_EXERCISE_
Transcribe the rows below word for word, from the line that contains "Give bounding boxes" through the line that contains "product-title: SECURITY [59, 3, 123, 17]", including both of those lines.

Collection entries
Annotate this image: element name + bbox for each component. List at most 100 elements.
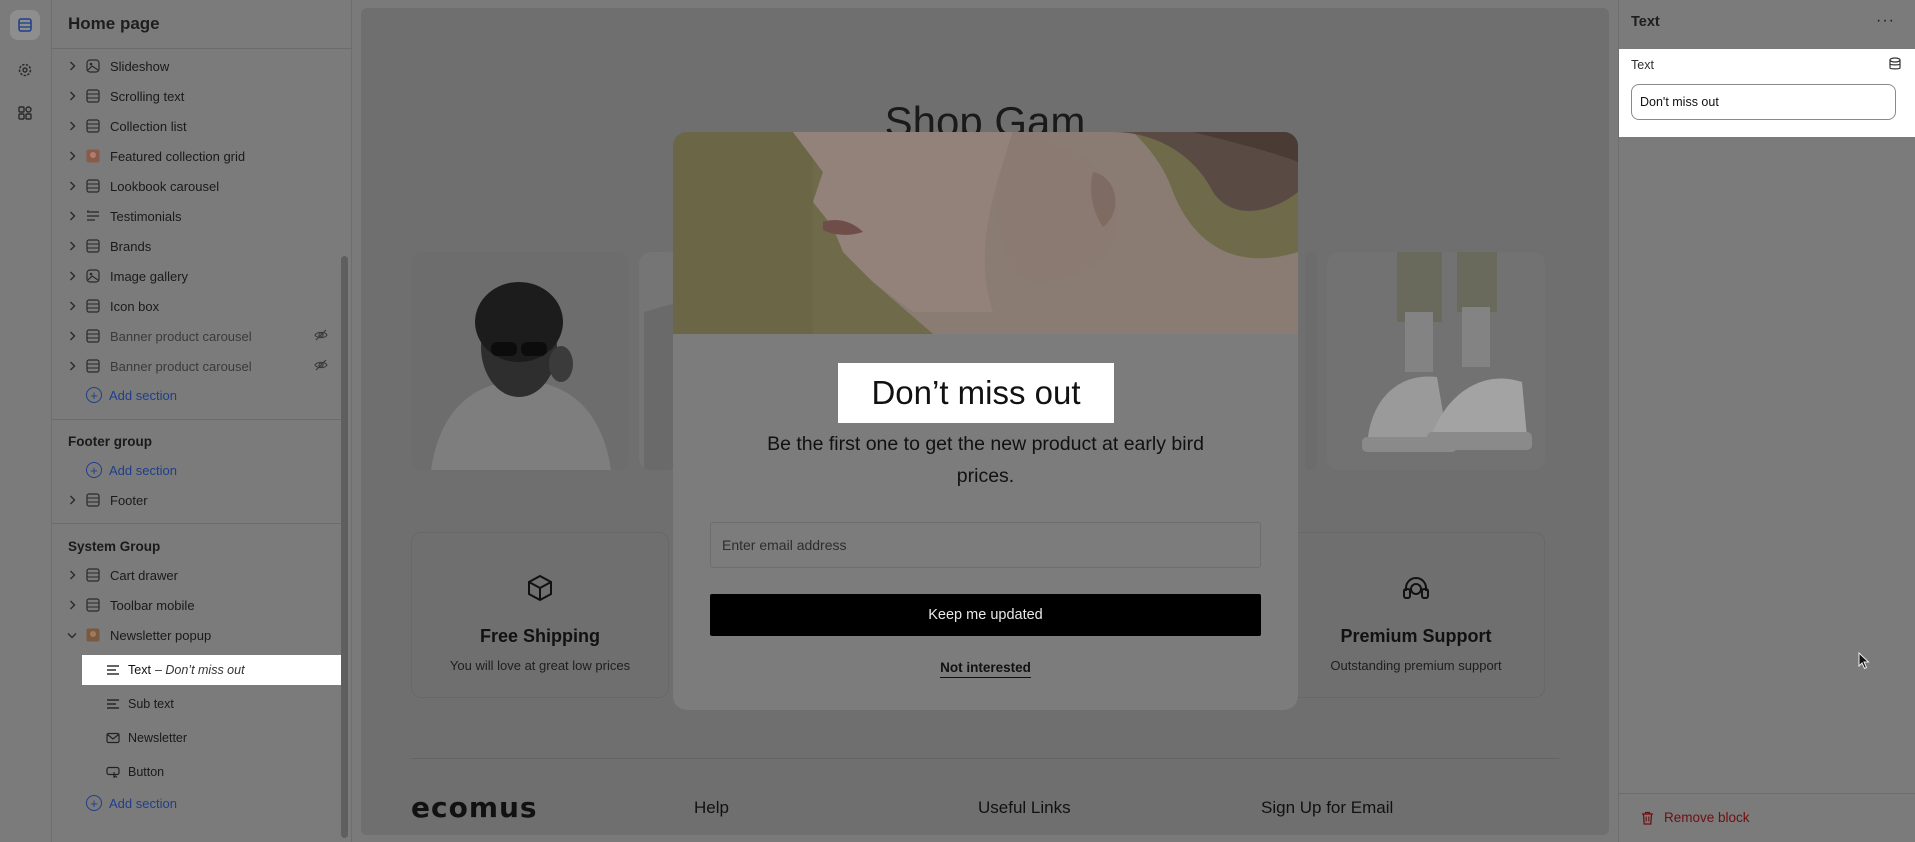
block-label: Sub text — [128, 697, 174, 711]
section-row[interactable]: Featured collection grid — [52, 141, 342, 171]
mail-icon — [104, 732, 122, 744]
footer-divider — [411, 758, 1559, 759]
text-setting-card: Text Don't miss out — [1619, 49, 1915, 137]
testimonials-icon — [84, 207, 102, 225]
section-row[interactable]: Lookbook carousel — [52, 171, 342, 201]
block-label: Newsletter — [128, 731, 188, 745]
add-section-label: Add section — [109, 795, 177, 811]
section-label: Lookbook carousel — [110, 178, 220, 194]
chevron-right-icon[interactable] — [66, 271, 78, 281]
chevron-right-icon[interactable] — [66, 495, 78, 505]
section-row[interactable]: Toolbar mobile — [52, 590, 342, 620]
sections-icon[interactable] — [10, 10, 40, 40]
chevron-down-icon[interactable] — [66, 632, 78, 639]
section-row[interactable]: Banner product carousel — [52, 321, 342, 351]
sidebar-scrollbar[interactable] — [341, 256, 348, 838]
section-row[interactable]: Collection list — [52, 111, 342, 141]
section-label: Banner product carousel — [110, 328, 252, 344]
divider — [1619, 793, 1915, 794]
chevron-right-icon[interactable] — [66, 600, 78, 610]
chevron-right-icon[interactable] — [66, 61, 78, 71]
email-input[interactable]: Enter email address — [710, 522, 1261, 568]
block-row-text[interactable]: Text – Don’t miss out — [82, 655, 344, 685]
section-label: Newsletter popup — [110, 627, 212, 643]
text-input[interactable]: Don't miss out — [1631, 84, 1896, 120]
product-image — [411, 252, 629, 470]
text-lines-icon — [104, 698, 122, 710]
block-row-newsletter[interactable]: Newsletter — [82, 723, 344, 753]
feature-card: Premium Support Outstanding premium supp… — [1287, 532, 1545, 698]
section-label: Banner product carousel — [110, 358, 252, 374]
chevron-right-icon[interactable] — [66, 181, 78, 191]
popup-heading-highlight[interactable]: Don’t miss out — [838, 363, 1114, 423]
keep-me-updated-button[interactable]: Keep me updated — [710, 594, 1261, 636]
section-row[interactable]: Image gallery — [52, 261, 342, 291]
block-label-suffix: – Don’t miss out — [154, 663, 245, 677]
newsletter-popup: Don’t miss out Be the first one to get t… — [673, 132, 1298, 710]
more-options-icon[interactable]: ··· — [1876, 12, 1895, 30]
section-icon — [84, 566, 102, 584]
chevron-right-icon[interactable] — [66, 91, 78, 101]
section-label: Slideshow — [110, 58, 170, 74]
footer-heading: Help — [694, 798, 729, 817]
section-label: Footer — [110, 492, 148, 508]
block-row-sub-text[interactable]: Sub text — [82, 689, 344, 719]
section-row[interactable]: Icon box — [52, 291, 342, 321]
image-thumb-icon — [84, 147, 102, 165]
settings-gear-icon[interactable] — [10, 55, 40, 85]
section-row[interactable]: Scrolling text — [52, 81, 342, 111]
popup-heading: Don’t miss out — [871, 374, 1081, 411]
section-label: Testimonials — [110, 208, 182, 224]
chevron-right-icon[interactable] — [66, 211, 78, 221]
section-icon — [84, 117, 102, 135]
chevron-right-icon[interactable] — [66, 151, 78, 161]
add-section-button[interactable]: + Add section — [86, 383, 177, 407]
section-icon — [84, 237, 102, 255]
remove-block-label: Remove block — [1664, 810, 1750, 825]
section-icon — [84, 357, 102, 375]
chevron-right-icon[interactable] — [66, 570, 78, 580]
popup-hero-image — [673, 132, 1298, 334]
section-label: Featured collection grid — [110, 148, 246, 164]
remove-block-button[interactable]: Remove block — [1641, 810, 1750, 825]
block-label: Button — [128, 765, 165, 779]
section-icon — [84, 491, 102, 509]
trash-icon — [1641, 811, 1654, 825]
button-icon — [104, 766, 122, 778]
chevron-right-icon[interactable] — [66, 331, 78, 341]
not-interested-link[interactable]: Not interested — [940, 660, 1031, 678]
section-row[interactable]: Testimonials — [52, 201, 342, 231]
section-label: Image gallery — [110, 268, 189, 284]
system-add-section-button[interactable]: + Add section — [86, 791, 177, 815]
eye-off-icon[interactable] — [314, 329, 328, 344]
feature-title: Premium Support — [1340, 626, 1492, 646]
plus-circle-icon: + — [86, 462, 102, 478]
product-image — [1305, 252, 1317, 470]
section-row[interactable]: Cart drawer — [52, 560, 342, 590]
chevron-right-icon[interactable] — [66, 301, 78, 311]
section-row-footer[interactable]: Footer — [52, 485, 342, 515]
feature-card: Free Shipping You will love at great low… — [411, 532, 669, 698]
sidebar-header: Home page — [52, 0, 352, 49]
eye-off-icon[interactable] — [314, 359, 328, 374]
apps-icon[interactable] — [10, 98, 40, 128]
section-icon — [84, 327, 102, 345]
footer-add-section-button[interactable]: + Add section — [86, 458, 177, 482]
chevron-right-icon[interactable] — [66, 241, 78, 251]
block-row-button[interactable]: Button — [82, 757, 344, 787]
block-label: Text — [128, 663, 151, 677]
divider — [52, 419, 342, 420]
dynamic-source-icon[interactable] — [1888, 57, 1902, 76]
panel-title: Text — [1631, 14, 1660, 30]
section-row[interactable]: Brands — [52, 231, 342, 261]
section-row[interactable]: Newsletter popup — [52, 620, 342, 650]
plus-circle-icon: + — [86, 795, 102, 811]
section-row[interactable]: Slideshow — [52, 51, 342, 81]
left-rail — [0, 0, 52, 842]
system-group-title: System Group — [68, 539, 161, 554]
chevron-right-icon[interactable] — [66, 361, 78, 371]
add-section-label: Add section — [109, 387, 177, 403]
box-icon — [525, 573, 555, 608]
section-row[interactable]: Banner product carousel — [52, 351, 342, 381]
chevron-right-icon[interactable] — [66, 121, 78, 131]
---
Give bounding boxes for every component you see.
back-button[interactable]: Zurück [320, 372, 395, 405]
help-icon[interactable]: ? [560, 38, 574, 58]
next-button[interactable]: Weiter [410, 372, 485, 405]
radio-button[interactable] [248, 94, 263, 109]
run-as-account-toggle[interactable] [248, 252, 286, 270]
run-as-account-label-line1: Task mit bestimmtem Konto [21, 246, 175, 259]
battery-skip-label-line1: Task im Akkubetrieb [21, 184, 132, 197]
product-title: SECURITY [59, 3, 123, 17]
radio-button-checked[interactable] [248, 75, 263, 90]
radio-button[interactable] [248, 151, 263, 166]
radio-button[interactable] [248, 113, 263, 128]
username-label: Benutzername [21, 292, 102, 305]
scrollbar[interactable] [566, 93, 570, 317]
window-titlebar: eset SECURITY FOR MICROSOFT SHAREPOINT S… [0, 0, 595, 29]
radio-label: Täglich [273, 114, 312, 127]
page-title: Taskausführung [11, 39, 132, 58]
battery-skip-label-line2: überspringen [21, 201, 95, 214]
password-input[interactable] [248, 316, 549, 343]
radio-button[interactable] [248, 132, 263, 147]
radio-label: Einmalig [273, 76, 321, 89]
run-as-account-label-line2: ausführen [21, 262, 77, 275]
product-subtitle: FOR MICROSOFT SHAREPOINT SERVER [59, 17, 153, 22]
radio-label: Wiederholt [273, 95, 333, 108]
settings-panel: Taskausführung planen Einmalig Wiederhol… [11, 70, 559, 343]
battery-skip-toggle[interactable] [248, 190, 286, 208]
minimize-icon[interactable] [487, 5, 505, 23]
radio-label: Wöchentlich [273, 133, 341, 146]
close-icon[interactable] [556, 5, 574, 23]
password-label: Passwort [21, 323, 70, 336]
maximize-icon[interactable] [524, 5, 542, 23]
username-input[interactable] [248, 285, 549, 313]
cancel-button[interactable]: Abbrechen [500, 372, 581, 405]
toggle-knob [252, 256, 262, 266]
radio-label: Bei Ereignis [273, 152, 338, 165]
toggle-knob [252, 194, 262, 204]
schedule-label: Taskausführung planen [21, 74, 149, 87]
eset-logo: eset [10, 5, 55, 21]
--
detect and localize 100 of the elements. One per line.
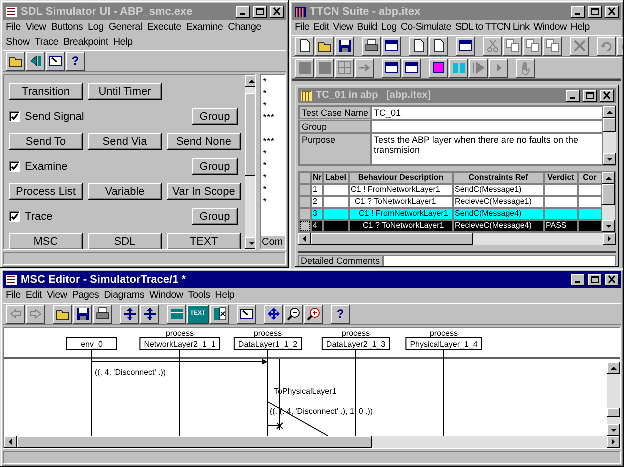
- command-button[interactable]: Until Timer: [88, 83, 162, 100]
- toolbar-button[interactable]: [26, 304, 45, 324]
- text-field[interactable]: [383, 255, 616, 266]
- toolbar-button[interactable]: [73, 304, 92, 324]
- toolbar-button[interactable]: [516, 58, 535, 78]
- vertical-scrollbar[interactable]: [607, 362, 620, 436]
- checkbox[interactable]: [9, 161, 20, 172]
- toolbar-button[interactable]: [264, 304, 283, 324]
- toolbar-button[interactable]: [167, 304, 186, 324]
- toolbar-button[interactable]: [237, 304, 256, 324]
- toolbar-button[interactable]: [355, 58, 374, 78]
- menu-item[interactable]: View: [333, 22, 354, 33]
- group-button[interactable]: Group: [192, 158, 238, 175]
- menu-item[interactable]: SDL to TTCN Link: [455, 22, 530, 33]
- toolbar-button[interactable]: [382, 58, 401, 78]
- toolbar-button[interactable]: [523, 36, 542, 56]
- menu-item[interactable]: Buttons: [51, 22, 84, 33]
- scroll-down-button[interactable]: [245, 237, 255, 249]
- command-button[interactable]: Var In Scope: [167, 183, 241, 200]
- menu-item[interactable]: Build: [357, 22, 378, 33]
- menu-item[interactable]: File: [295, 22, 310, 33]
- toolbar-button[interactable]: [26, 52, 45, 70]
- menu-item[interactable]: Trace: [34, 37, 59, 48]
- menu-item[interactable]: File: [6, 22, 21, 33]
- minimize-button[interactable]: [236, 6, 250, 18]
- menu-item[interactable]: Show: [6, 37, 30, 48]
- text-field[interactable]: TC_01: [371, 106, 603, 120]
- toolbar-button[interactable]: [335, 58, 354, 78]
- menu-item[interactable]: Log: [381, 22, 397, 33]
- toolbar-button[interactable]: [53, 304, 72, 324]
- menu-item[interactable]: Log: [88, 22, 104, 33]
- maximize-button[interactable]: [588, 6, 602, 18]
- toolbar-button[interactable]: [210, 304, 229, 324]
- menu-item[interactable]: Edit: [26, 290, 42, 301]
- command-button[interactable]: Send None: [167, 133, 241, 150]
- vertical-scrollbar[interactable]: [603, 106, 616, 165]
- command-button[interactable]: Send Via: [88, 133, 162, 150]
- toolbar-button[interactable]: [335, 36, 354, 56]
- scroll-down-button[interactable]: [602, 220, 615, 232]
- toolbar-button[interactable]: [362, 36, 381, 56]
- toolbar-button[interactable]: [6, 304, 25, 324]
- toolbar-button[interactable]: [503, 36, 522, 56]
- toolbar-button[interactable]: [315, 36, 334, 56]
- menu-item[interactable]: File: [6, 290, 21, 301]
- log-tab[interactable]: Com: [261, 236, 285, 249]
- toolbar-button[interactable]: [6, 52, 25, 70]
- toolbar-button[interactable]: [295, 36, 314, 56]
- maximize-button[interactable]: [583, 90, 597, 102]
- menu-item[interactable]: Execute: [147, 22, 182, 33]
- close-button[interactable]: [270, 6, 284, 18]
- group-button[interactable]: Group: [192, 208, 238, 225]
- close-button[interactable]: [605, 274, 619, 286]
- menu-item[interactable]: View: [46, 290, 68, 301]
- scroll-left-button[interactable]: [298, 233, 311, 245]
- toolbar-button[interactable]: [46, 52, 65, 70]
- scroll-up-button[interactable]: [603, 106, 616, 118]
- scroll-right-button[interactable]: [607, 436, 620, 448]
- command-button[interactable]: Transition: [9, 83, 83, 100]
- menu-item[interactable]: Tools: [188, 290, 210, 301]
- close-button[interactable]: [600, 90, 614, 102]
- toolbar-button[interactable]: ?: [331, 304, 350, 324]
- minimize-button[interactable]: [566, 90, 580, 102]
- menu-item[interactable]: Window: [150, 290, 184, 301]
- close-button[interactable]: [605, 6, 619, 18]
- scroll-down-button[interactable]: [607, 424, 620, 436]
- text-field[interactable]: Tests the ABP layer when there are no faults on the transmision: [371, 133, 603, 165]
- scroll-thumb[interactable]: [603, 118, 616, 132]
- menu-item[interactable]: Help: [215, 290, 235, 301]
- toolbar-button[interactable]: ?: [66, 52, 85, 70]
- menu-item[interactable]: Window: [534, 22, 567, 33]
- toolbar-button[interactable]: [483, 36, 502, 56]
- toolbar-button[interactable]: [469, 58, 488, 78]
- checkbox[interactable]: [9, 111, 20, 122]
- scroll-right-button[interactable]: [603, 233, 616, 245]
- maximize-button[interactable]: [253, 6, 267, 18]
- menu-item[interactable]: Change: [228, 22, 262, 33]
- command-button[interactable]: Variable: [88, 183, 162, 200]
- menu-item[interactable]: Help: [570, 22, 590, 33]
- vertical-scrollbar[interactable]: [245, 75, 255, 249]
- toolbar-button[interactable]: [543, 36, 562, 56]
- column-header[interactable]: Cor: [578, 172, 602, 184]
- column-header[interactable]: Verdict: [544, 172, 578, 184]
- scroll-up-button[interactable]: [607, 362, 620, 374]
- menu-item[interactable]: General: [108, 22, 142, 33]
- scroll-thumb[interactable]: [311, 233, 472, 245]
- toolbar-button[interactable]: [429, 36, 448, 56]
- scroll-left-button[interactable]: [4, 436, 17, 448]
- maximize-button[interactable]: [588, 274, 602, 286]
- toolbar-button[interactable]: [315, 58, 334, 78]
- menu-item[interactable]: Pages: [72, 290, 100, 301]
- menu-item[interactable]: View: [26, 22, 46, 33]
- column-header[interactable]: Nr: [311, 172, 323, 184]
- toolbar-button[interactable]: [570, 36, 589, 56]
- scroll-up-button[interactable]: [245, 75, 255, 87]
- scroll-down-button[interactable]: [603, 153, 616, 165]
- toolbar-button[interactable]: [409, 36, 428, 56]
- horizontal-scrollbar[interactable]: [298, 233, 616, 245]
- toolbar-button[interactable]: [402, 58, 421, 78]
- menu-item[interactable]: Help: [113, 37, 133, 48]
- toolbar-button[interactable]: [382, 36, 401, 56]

_ANSWER_
Give bounding boxes for every component you see.
back-button[interactable]: Zurück [320, 372, 395, 405]
help-icon[interactable]: ? [560, 38, 574, 58]
next-button[interactable]: Weiter [410, 372, 485, 405]
radio-button[interactable] [248, 94, 263, 109]
run-as-account-toggle[interactable] [248, 252, 286, 270]
run-as-account-label-line1: Task mit bestimmtem Konto [21, 246, 175, 259]
battery-skip-label-line1: Task im Akkubetrieb [21, 184, 132, 197]
product-title: SECURITY [59, 3, 123, 17]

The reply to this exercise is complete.